Collection entries:
[start]
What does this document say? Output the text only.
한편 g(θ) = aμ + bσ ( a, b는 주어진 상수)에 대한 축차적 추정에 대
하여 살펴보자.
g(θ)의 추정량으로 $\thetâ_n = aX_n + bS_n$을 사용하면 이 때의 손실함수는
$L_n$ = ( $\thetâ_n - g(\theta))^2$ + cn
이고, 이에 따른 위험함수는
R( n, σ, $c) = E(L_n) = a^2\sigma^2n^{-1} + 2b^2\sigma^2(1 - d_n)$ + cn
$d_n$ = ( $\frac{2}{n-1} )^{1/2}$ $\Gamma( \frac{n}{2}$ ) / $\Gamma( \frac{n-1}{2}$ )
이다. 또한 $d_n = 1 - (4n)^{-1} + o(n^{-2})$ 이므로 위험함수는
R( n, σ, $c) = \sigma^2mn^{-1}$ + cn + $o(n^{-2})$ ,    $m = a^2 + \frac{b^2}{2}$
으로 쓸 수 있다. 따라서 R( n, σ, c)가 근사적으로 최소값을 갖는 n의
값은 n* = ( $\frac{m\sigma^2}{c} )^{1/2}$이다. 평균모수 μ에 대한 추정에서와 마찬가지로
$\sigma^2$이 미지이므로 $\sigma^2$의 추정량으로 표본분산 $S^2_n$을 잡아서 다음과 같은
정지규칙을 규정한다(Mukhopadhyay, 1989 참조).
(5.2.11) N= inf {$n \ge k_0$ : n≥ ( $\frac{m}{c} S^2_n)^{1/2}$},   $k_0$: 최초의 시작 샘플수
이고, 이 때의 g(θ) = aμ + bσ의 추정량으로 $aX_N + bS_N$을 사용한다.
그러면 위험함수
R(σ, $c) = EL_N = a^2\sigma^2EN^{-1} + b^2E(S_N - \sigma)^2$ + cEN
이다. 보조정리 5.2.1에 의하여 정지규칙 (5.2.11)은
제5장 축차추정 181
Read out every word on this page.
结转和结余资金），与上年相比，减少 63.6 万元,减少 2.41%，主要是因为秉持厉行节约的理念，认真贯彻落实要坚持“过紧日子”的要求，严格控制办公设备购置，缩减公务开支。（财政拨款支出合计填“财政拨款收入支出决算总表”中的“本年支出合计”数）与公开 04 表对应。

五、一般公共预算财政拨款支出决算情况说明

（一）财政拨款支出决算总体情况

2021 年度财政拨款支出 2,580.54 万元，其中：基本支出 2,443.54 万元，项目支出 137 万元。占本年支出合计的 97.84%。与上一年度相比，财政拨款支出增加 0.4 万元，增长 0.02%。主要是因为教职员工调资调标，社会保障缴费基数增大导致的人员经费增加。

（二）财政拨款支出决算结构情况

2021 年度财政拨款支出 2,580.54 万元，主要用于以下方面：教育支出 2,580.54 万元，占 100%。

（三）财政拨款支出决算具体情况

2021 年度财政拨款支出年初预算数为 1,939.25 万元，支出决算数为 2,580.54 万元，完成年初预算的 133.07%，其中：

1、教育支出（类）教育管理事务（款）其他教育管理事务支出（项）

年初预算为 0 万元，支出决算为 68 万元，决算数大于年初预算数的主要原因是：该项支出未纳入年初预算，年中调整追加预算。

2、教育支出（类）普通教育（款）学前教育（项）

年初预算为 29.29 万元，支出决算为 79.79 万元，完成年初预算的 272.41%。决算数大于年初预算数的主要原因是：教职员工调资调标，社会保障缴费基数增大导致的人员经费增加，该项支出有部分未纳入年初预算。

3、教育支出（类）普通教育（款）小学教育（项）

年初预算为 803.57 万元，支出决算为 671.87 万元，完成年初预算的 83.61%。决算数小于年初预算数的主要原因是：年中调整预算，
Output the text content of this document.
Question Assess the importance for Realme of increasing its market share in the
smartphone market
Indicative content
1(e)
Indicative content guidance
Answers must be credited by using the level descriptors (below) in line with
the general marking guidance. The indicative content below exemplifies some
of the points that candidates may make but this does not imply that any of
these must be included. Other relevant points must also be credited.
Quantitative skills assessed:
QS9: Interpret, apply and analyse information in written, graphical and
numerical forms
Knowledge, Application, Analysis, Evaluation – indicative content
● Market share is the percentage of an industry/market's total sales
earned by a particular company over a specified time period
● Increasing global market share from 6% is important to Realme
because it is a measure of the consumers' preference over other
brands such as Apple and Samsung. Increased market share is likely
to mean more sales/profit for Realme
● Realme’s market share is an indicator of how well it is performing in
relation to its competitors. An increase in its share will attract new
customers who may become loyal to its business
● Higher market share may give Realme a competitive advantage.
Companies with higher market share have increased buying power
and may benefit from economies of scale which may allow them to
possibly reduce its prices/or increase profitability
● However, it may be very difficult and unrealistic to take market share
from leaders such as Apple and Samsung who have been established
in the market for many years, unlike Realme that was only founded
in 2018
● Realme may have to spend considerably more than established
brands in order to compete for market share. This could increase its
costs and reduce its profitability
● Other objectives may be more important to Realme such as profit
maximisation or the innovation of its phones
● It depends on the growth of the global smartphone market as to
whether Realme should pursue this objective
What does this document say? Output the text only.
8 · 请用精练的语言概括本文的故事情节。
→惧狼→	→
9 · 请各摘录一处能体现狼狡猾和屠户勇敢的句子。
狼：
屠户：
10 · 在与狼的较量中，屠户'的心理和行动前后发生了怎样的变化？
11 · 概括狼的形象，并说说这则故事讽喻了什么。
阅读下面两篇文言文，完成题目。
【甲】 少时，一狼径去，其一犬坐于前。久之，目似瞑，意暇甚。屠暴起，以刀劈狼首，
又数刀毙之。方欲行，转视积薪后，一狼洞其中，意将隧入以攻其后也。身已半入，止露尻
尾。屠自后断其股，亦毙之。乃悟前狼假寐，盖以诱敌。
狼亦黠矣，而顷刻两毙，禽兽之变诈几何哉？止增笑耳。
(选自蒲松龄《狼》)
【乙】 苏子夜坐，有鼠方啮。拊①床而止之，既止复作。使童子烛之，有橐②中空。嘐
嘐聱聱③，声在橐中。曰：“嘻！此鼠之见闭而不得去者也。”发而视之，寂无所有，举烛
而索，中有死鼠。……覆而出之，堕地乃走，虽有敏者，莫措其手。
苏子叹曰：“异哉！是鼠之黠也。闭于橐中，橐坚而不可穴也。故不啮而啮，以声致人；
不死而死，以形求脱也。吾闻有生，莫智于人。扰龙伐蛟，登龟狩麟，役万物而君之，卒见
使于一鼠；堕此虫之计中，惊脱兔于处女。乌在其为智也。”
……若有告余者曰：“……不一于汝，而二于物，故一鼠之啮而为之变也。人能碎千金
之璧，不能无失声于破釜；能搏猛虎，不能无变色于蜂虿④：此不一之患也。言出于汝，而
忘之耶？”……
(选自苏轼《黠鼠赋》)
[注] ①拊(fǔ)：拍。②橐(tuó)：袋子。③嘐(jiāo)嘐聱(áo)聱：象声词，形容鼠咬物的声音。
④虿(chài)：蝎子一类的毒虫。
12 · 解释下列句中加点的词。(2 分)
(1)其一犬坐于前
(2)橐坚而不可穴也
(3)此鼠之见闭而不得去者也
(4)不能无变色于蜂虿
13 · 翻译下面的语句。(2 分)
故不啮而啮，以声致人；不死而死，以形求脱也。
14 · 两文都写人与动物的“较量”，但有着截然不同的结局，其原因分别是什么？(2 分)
[end]
Output all of the data again, exactly.

What does this document say? Output the text only.
한편 g(θ) = aμ + bσ ( a, b는 주어진 상수)에 대한 축차적 추정에 대
하여 살펴보자.
g(θ)의 추정량으로 $\thetâ_n = aX_n + bS_n$을 사용하면 이 때의 손실함수는
$L_n$ = ( $\thetâ_n - g(\theta))^2$ + cn
이고, 이에 따른 위험함수는
R( n, σ, $c) = E(L_n) = a^2\sigma^2n^{-1} + 2b^2\sigma^2(1 - d_n)$ + cn
$d_n$ = ( $\frac{2}{n-1} )^{1/2}$ $\Gamma( \frac{n}{2}$ ) / $\Gamma( \frac{n-1}{2}$ )
이다. 또한 $d_n = 1 - (4n)^{-1} + o(n^{-2})$ 이므로 위험함수는
R( n, σ, $c) = \sigma^2mn^{-1}$ + cn + $o(n^{-2})$ ,    $m = a^2 + \frac{b^2}{2}$
으로 쓸 수 있다. 따라서 R( n, σ, c)가 근사적으로 최소값을 갖는 n의
값은 n* = ( $\frac{m\sigma^2}{c} )^{1/2}$이다. 평균모수 μ에 대한 추정에서와 마찬가지로
$\sigma^2$이 미지이므로 $\sigma^2$의 추정량으로 표본분산 $S^2_n$을 잡아서 다음과 같은
정지규칙을 규정한다(Mukhopadhyay, 1989 참조).
(5.2.11) N= inf {$n \ge k_0$ : n≥ ( $\frac{m}{c} S^2_n)^{1/2}$},   $k_0$: 최초의 시작 샘플수
이고, 이 때의 g(θ) = aμ + bσ의 추정량으로 $aX_N + bS_N$을 사용한다.
그러면 위험함수
R(σ, $c) = EL_N = a^2\sigma^2EN^{-1} + b^2E(S_N - \sigma)^2$ + cEN
이다. 보조정리 5.2.1에 의하여 정지규칙 (5.2.11)은
제5장 축차추정 181
Read out every word on this page.
结转和结余资金），与上年相比，减少 63.6 万元,减少 2.41%，主要是因为秉持厉行节约的理念，认真贯彻落实要坚持“过紧日子”的要求，严格控制办公设备购置，缩减公务开支。（财政拨款支出合计填“财政拨款收入支出决算总表”中的“本年支出合计”数）与公开 04 表对应。

五、一般公共预算财政拨款支出决算情况说明

（一）财政拨款支出决算总体情况

2021 年度财政拨款支出 2,580.54 万元，其中：基本支出 2,443.54 万元，项目支出 137 万元。占本年支出合计的 97.84%。与上一年度相比，财政拨款支出增加 0.4 万元，增长 0.02%。主要是因为教职员工调资调标，社会保障缴费基数增大导致的人员经费增加。

（二）财政拨款支出决算结构情况

2021 年度财政拨款支出 2,580.54 万元，主要用于以下方面：教育支出 2,580.54 万元，占 100%。

（三）财政拨款支出决算具体情况

2021 年度财政拨款支出年初预算数为 1,939.25 万元，支出决算数为 2,580.54 万元，完成年初预算的 133.07%，其中：

1、教育支出（类）教育管理事务（款）其他教育管理事务支出（项）

年初预算为 0 万元，支出决算为 68 万元，决算数大于年初预算数的主要原因是：该项支出未纳入年初预算，年中调整追加预算。

2、教育支出（类）普通教育（款）学前教育（项）

年初预算为 29.29 万元，支出决算为 79.79 万元，完成年初预算的 272.41%。决算数大于年初预算数的主要原因是：教职员工调资调标，社会保障缴费基数增大导致的人员经费增加，该项支出有部分未纳入年初预算。

3、教育支出（类）普通教育（款）小学教育（项）

年初预算为 803.57 万元，支出决算为 671.87 万元，完成年初预算的 83.61%。决算数小于年初预算数的主要原因是：年中调整预算，
Output the text content of this document.
Question Assess the importance for Realme of increasing its market share in the
smartphone market
Indicative content
1(e)
Indicative content guidance
Answers must be credited by using the level descriptors (below) in line with
the general marking guidance. The indicative content below exemplifies some
of the points that candidates may make but this does not imply that any of
these must be included. Other relevant points must also be credited.
Quantitative skills assessed:
QS9: Interpret, apply and analyse information in written, graphical and
numerical forms
Knowledge, Application, Analysis, Evaluation – indicative content
● Market share is the percentage of an industry/market's total sales
earned by a particular company over a specified time period
● Increasing global market share from 6% is important to Realme
because it is a measure of the consumers' preference over other
brands such as Apple and Samsung. Increased market share is likely
to mean more sales/profit for Realme
● Realme’s market share is an indicator of how well it is performing in
relation to its competitors. An increase in its share will attract new
customers who may become loyal to its business
● Higher market share may give Realme a competitive advantage.
Companies with higher market share have increased buying power
and may benefit from economies of scale which may allow them to
possibly reduce its prices/or increase profitability
● However, it may be very difficult and unrealistic to take market share
from leaders such as Apple and Samsung who have been established
in the market for many years, unlike Realme that was only founded
in 2018
● Realme may have to spend considerably more than established
brands in order to compete for market share. This could increase its
costs and reduce its profitability
● Other objectives may be more important to Realme such as profit
maximisation or the innovation of its phones
● It depends on the growth of the global smartphone market as to
whether Realme should pursue this objective
What does this document say? Output the text only.
8 · 请用精练的语言概括本文的故事情节。
→惧狼→	→
9 · 请各摘录一处能体现狼狡猾和屠户勇敢的句子。
狼：
屠户：
10 · 在与狼的较量中，屠户'的心理和行动前后发生了怎样的变化？
11 · 概括狼的形象，并说说这则故事讽喻了什么。
阅读下面两篇文言文，完成题目。
【甲】 少时，一狼径去，其一犬坐于前。久之，目似瞑，意暇甚。屠暴起，以刀劈狼首，
又数刀毙之。方欲行，转视积薪后，一狼洞其中，意将隧入以攻其后也。身已半入，止露尻
尾。屠自后断其股，亦毙之。乃悟前狼假寐，盖以诱敌。
狼亦黠矣，而顷刻两毙，禽兽之变诈几何哉？止增笑耳。
(选自蒲松龄《狼》)
【乙】 苏子夜坐，有鼠方啮。拊①床而止之，既止复作。使童子烛之，有橐②中空。嘐
嘐聱聱③，声在橐中。曰：“嘻！此鼠之见闭而不得去者也。”发而视之，寂无所有，举烛
而索，中有死鼠。……覆而出之，堕地乃走，虽有敏者，莫措其手。
苏子叹曰：“异哉！是鼠之黠也。闭于橐中，橐坚而不可穴也。故不啮而啮，以声致人；
不死而死，以形求脱也。吾闻有生，莫智于人。扰龙伐蛟，登龟狩麟，役万物而君之，卒见
使于一鼠；堕此虫之计中，惊脱兔于处女。乌在其为智也。”
……若有告余者曰：“……不一于汝，而二于物，故一鼠之啮而为之变也。人能碎千金
之璧，不能无失声于破釜；能搏猛虎，不能无变色于蜂虿④：此不一之患也。言出于汝，而
忘之耶？”……
(选自苏轼《黠鼠赋》)
[注] ①拊(fǔ)：拍。②橐(tuó)：袋子。③嘐(jiāo)嘐聱(áo)聱：象声词，形容鼠咬物的声音。
④虿(chài)：蝎子一类的毒虫。
12 · 解释下列句中加点的词。(2 分)
(1)其一犬坐于前
(2)橐坚而不可穴也
(3)此鼠之见闭而不得去者也
(4)不能无变色于蜂虿
13 · 翻译下面的语句。(2 分)
故不啮而啮，以声致人；不死而死，以形求脱也。
14 · 两文都写人与动物的“较量”，但有着截然不同的结局，其原因分别是什么？(2 分)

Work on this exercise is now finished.